### Given task
Report the count of lines below that include "color", without any other text.

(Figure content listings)
* * * *

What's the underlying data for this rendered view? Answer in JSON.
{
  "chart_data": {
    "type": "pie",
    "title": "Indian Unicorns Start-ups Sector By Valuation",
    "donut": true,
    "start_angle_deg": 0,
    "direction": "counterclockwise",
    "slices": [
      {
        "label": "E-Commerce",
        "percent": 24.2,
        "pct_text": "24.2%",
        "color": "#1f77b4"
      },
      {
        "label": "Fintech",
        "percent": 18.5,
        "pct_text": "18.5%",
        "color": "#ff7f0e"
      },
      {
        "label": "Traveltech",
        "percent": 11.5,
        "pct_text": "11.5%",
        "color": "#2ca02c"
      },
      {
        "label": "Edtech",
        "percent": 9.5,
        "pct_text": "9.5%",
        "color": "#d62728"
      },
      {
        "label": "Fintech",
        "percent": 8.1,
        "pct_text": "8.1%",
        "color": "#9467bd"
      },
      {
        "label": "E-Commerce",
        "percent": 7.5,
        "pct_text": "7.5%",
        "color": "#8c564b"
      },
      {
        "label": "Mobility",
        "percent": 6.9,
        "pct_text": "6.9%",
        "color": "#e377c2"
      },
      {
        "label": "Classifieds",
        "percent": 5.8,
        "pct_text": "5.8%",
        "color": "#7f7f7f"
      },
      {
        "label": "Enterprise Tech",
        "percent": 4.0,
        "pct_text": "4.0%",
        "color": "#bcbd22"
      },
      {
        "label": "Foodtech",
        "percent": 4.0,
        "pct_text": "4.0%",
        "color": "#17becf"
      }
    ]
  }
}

* * * *

### Response below
10